→ BRIEF:
Find each line with the word "Hassan" in it, then give the total alone.

-- Begin --

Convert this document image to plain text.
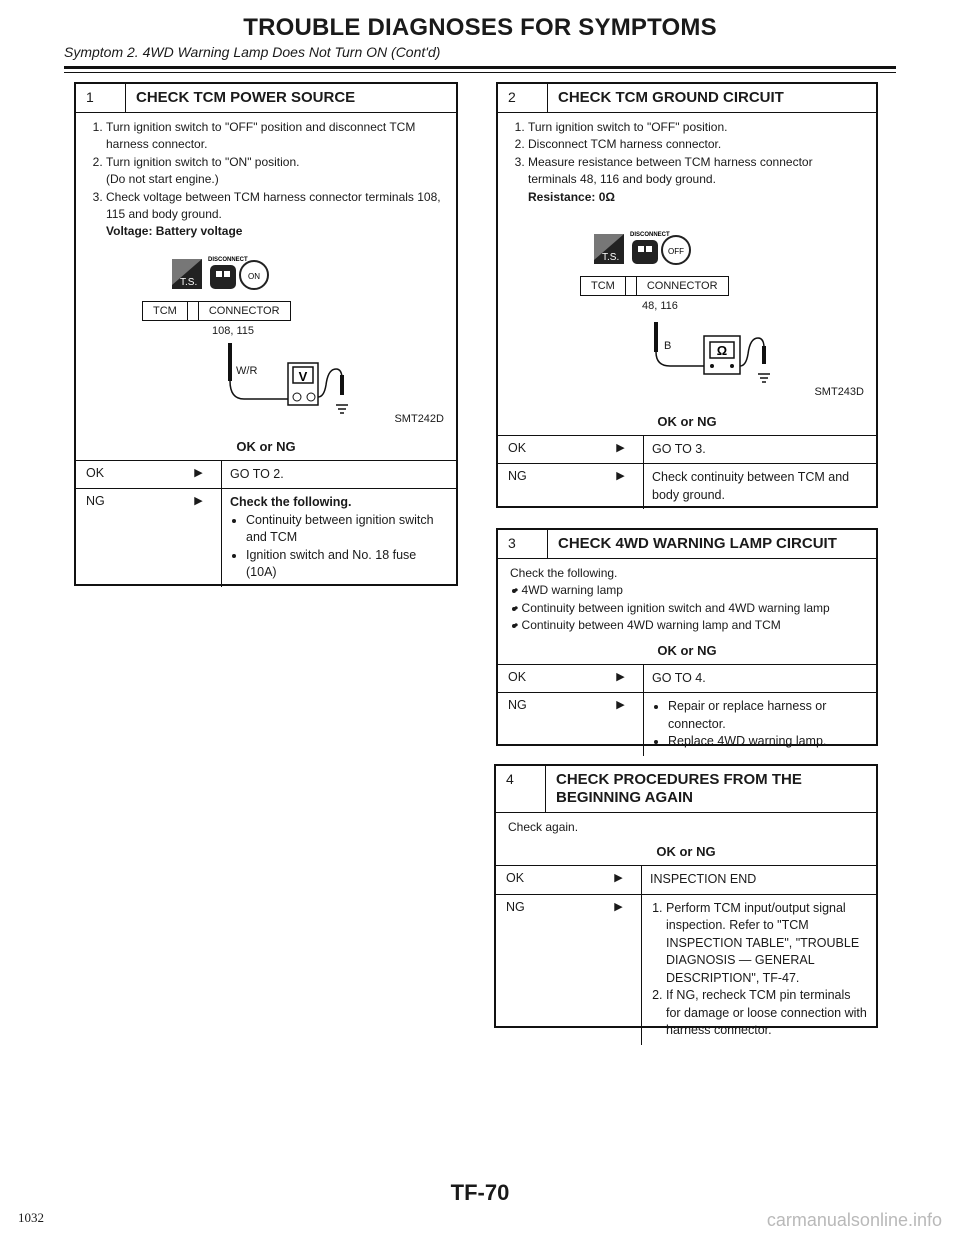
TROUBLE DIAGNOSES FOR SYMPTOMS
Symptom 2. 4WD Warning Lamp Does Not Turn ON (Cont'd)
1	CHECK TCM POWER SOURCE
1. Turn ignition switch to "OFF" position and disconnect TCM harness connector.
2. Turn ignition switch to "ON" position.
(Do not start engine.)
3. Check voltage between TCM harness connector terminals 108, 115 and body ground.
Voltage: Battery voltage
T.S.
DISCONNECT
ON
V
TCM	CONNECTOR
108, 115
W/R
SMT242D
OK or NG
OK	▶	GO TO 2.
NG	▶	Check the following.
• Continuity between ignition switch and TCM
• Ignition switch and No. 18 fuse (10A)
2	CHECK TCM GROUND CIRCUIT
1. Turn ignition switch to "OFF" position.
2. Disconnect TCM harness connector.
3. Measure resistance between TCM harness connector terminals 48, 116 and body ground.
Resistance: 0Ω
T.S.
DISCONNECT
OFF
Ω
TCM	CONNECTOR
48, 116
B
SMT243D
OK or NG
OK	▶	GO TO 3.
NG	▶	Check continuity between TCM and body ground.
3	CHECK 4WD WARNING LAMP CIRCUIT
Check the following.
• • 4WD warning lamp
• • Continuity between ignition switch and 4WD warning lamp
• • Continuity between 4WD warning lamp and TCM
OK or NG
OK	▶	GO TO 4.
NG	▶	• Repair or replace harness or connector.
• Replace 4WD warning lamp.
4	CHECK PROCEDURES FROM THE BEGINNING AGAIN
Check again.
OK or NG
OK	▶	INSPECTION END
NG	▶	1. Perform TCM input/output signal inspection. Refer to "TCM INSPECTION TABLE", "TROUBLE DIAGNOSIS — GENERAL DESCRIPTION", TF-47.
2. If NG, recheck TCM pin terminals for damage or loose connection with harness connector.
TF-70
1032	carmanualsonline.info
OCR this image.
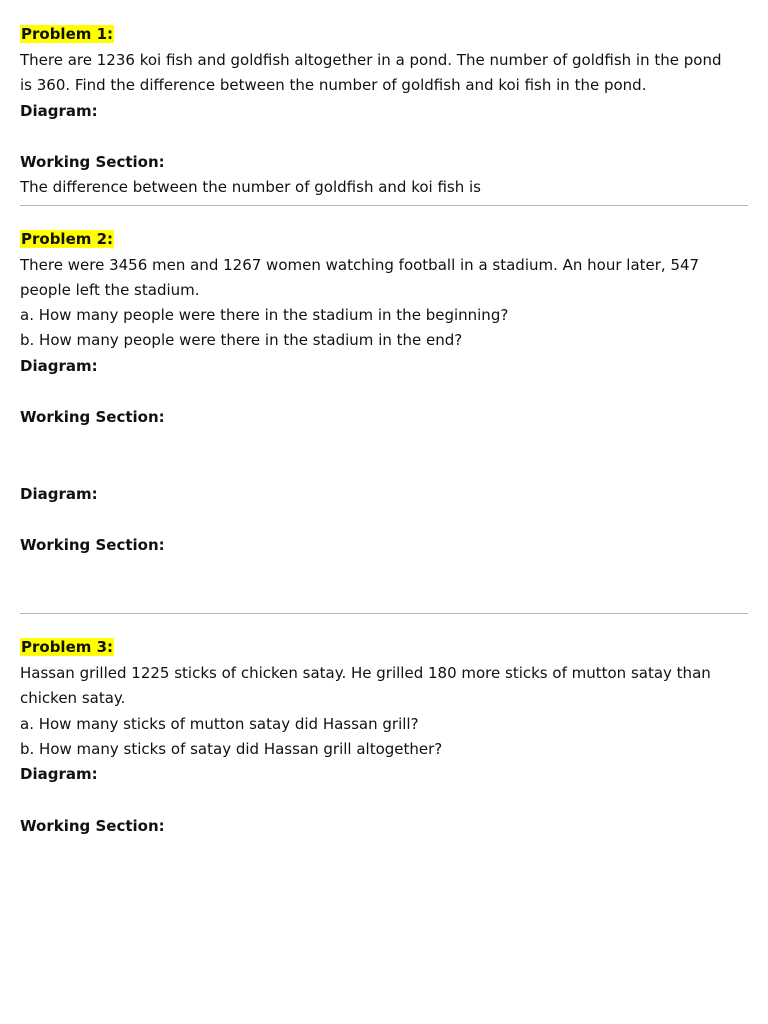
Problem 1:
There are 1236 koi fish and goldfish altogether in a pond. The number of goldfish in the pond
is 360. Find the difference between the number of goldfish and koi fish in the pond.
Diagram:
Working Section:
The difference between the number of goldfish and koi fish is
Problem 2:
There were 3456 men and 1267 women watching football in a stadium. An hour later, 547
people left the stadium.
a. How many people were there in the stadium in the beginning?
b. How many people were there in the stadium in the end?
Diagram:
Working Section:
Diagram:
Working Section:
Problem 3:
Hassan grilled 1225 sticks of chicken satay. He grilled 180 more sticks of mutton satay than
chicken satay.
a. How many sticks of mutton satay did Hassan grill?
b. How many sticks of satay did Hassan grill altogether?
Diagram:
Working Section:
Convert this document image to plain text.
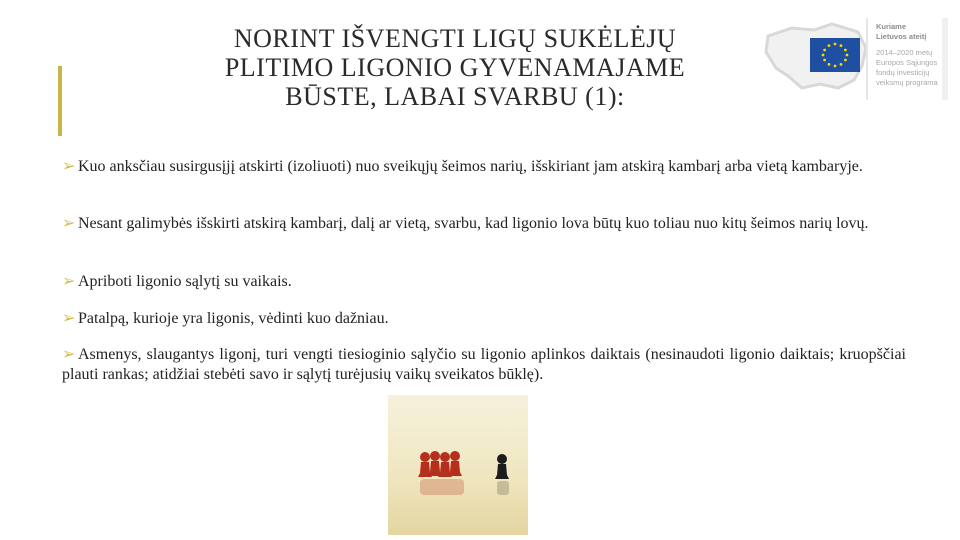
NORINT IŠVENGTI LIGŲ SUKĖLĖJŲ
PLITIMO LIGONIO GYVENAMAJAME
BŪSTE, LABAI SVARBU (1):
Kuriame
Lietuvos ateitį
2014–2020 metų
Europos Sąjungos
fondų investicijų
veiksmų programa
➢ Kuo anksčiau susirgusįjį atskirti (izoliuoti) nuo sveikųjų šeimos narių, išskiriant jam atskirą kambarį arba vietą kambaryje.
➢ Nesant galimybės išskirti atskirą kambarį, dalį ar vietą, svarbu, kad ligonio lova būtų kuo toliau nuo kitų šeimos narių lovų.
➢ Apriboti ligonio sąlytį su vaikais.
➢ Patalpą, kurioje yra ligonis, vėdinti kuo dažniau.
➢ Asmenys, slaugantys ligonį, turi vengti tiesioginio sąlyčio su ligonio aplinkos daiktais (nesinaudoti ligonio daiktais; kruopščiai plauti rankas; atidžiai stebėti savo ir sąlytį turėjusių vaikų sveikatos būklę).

-- End --

→ OUTPUT OF THE EXERCISE:
3